* BEGIN Selected passage *
Photo of Judith Wright

Judith Wright (31 May 1915 – 26 June 2000) was an Australian poet.

Wright was born in Armidale, northern NSW, in the New England region, but spent much of her formative years in Brisbane and Sydney.

She is the author of several collections of poetry, including The Moving Image, Woman to Man, The Gateway, The Two Fires, Birds, The Other Half, and Shadow. Wright is also an acclaimed critic of Australian poetry, and a strong social advocate for the rights of Indigenous Australians.

Her work is noted for a keen focus on the Australian environment, which began to gain prominence in Australian art in the years following World War II. She deals with the relationship between settlers, Indigenous Australians and the bush, amongst other themes. Wright's aesthetic centers on the relationship between mankind and the environment, which she views as the catalyst for poetic creation. Her images characteristically draw from the Australian flora and fauna, yet contain a mythic substrata that probes at the poetic process, limitations of language, and the correspondence between inner existence and objective reality.
* END Selected passage *
* BEGIN Stored records *
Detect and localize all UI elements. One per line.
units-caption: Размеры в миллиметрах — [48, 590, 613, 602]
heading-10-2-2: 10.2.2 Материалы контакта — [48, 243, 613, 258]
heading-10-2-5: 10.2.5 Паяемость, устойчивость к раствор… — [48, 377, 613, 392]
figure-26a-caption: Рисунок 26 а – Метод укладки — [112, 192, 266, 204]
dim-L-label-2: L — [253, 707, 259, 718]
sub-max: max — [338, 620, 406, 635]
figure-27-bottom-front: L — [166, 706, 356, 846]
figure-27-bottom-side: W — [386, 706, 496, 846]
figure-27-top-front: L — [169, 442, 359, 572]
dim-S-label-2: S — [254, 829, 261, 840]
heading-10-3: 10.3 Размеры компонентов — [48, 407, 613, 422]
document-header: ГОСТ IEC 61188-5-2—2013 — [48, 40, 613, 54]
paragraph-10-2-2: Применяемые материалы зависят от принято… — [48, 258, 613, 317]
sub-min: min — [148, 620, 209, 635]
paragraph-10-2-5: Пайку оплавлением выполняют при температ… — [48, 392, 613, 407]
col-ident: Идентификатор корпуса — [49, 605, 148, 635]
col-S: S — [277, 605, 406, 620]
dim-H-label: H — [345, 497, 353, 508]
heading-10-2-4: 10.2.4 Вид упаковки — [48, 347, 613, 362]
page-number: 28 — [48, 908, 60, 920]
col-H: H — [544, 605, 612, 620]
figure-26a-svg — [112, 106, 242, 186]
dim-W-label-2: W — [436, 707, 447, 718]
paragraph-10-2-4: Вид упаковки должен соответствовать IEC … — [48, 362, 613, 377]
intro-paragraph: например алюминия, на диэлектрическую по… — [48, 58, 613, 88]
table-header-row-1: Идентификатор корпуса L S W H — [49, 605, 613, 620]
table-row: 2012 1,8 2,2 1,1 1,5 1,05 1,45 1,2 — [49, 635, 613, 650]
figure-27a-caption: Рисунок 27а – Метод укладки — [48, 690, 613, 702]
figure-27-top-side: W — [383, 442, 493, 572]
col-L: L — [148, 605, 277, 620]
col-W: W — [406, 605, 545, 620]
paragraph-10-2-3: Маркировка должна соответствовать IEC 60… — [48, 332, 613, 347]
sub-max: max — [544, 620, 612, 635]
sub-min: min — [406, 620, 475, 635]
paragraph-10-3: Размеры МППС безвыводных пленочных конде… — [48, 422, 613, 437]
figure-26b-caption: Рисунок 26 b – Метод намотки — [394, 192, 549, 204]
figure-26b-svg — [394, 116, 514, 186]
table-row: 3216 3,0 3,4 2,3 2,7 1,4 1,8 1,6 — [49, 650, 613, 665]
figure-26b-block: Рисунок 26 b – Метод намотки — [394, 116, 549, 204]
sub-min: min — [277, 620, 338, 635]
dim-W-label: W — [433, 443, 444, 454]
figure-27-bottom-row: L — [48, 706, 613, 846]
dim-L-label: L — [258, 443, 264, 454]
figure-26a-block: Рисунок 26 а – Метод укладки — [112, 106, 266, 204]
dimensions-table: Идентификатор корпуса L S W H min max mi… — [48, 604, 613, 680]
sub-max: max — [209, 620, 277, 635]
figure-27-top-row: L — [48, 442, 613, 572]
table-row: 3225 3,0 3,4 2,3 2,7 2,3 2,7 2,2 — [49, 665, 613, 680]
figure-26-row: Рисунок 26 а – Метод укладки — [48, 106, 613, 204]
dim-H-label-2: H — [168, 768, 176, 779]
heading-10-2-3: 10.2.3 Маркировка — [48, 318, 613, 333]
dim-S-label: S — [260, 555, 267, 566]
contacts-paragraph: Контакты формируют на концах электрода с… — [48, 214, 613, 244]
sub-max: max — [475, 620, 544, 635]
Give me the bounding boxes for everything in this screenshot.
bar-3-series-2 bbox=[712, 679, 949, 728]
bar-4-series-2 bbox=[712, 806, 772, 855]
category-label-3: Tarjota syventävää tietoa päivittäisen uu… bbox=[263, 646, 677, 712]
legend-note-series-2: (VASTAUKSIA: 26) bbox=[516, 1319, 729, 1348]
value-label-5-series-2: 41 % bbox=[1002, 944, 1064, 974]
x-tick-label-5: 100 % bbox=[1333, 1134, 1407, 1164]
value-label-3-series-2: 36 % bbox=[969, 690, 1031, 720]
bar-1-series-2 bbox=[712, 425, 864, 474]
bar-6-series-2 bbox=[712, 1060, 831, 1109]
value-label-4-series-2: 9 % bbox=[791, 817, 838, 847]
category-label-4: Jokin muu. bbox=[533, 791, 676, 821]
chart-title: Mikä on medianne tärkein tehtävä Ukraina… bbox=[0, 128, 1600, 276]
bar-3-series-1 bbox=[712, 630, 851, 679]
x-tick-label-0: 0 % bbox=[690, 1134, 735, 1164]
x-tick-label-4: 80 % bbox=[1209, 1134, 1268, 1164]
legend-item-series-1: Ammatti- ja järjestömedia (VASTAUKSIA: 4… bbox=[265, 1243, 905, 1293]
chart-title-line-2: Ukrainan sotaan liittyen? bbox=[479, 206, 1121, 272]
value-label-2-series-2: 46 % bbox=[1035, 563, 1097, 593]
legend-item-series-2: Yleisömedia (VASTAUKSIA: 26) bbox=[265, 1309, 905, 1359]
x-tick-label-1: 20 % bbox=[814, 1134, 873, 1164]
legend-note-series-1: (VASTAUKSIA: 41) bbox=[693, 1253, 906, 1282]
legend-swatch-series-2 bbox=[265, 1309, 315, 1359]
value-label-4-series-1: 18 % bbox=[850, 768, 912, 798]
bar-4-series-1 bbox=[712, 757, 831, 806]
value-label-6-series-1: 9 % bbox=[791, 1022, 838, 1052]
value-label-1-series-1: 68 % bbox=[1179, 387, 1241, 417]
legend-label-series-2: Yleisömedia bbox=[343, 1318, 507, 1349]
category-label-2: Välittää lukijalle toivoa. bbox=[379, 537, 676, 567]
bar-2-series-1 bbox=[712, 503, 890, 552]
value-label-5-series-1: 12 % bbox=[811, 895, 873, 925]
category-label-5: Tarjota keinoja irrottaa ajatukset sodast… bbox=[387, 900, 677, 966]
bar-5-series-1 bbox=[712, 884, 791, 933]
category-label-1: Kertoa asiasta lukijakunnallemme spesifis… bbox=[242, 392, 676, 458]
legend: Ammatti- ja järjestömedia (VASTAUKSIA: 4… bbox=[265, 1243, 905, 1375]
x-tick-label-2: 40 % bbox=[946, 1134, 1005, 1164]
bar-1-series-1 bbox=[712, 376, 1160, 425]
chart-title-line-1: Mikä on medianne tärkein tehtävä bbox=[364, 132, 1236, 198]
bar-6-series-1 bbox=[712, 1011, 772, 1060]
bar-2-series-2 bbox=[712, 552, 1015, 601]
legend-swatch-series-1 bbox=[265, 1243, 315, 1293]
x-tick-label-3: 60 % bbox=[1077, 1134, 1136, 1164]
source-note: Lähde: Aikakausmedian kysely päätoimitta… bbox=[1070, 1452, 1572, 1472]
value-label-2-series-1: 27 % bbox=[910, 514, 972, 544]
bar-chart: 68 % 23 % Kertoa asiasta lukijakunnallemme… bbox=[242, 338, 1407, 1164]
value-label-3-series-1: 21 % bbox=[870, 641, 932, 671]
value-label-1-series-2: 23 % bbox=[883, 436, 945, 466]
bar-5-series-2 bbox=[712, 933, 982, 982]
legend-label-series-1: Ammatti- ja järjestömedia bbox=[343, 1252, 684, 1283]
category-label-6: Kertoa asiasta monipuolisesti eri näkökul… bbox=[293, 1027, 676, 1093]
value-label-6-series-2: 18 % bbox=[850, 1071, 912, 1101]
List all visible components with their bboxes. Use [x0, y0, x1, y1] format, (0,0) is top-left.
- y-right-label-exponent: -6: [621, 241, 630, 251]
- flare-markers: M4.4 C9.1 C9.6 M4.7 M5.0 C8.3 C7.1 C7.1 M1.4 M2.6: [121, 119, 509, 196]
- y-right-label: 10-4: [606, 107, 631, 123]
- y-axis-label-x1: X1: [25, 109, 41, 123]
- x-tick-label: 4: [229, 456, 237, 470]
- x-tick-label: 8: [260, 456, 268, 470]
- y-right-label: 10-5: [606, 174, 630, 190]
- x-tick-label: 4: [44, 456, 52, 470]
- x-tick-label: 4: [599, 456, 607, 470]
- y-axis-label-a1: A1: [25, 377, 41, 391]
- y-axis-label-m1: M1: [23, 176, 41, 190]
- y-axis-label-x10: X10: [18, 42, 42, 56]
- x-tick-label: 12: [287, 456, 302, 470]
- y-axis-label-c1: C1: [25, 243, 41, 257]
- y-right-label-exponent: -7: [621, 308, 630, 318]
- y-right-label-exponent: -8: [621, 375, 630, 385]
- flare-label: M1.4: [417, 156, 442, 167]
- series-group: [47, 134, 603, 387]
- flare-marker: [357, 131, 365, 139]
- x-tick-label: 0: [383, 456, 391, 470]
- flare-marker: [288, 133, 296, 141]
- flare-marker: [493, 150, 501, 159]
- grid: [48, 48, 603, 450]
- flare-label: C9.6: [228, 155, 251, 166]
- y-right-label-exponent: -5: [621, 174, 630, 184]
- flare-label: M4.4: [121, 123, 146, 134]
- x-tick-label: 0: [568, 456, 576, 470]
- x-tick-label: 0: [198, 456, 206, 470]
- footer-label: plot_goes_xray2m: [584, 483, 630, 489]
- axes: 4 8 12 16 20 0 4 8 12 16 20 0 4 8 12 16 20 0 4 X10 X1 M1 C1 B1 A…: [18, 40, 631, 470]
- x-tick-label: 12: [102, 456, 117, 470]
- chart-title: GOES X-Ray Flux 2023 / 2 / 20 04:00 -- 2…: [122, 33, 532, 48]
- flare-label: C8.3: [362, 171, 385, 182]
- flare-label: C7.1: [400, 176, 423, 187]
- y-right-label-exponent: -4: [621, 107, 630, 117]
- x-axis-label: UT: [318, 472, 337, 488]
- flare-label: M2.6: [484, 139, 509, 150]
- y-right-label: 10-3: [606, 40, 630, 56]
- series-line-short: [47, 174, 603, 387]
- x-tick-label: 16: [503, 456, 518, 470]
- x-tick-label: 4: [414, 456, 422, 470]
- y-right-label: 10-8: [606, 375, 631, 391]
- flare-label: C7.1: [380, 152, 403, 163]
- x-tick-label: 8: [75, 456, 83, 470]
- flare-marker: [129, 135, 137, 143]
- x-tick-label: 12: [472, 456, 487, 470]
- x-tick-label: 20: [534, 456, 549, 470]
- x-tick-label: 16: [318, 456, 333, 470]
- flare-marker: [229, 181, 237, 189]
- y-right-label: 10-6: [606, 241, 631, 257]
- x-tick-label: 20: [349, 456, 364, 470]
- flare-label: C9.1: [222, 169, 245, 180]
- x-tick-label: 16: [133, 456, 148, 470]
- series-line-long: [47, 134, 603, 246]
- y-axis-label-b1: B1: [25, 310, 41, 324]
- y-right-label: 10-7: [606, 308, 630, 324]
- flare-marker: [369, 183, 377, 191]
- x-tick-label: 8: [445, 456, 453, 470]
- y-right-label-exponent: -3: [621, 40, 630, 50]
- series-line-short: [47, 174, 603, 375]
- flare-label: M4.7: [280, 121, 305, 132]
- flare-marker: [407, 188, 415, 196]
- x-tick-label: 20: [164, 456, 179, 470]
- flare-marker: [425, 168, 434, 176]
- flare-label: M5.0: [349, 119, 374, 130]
* END Stored records *
## Problem statement
Please write out the Judith Wright passage from the words "She is the author" through "of Indigenous Australians.", and switch "critic" to "reviewer".

## Result for this task
She is the author of several collections of poetry, including The Moving Image, Woman to Man, The Gateway, The Two Fires, Birds, The Other Half, and Shadow. Wright is also an acclaimed reviewer of Australian poetry, and a strong social advocate for the rights of Indigenous Australians.